Document extract -
---*---

Data Modeling
Star schemas, OLAP patterns, and dimensional modeling basics
Data Modeling Concepts
When you query your data warehouse, you want fast answers to business questions. That requires data modeling — organizing data for analytics rather than transactions.
OLAP vs OLTP
Most applications use OLTP (Online Transaction Processing) databases, optimized for writes. Data warehouses use OLAP (Online Analytical Processing) patterns, optimized for reads.
| Aspect | OLTP (App Database) | OLAP (Data Warehouse) |
|---|---|---|
| Optimized for | Write performance | Read/scan performance |
| Schema | Normalized (3NF) | Denormalized (Star Schema) |
| Tables | Many small tables | Fewer wide tables |
| Queries | Point lookups | Aggregations, scans |
| Data | Current state | Historical snapshots |
If you've worked with PostgreSQL or MySQL in web apps, you've used OLTP patterns. Data warehousing is a different mindset — optimizing for analysts, not transactions.
Why This Matters
Business users ask questions like:
- "What were our sales by product category last month?"
- "Which customers haven't ordered in 90 days?"
- "What's our refund rate by channel?"
These questions require:
- Clean data — No duplicates, consistent types
- Joined data — Customer + Order + Product in one query
- Historical data — Track changes over time
Normalized databases require 6+ JOINs to answer these questions. Star schemas need 1-2.
Star Schema Basics
A star schema organizes data around facts (events) and dimensions (context).
The fact table sits in the center with foreign keys to dimension tables — hence "star" schema.
Fact Tables (fct_*)
What they are: Business events or transactions — things that happened.
| Characteristics | Examples |
|---|---|
| Contain measures (amounts, counts) | total_price, quantity |
| Typically large and growing | Millions of rows |
| Have foreign keys to dimensions | customer_id, date_key |
Examples: Orders placed, emails sent, payments received, page views
Dimension Tables (dim_*)
What they are: Descriptive context — the who, what, where, when, how.

---*---

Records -
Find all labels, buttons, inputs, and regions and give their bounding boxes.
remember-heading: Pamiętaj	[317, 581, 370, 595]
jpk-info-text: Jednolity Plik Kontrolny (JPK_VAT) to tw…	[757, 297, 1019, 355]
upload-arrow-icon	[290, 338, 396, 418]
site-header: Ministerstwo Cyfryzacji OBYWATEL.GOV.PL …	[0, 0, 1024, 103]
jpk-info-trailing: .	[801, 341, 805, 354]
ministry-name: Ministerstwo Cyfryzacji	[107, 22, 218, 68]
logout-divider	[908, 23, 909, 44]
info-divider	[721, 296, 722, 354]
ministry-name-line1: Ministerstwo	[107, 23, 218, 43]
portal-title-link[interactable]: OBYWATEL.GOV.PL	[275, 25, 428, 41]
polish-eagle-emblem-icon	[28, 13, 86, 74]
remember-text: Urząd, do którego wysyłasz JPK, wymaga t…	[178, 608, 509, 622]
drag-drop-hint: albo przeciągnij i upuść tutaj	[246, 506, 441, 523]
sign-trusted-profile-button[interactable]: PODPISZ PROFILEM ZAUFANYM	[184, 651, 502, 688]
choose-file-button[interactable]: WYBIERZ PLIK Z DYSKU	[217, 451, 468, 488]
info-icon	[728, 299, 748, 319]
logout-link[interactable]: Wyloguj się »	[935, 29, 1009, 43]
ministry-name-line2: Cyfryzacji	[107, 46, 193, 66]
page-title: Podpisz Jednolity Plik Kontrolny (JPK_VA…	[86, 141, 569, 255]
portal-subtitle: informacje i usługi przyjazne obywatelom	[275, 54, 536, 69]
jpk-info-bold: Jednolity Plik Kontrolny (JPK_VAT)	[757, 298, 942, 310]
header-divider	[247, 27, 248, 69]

---*---

Continue the data modeling text from where it stops. The records have no connection to the data modeling text.

| Characteristics | Examples |
|---|---|
| Contain attributes for filtering | customer_name, product_category |
| Relatively static | Thousands of rows |
| Have a primary key referenced by facts | customer_id, product_id |
Examples: Customers, products, dates, locations, employees
The Grain Concept
Grain is the most important modeling decision: "What does one row represent?"
| Table | Grain | One Row = |
|---|---|---|
fct_orders | Order | One customer order |
fct_order_lines | Line item | One product in an order |
fct_daily_sales | Product-day | One product's sales for one day |
Never mix grains! If fct_orders is one-row-per-order, don't add SKU-level fields. Create a separate fct_order_lines table instead.
Why We Deduplicate
Raw data often contains duplicates because:
- API pagination fetched the same record twice
- Incremental sync re-extracted updated records
- Extraction ran multiple times
The fix: Keep only the most recent version of each record.
-- Deduplication pattern
SELECT *
FROM customers
QUALIFY ROW_NUMBER() OVER (
PARTITION BY id -- What makes this unique?
ORDER BY updated_at DESC -- Which version to keep?
) = 1Normalization vs Denormalization
Normalized (OLTP)
- Minimal data duplication
- Fast writes, slow complex reads
- Many tables, many joins
Denormalized (OLAP)
- Some data duplication is okay
- Slower writes, fast analytical reads
- Fewer tables, fewer joins
In star schemas, we intentionally denormalize to make queries fast. Customer name might appear in both dim_customer and fct_orders — that's fine for analytics.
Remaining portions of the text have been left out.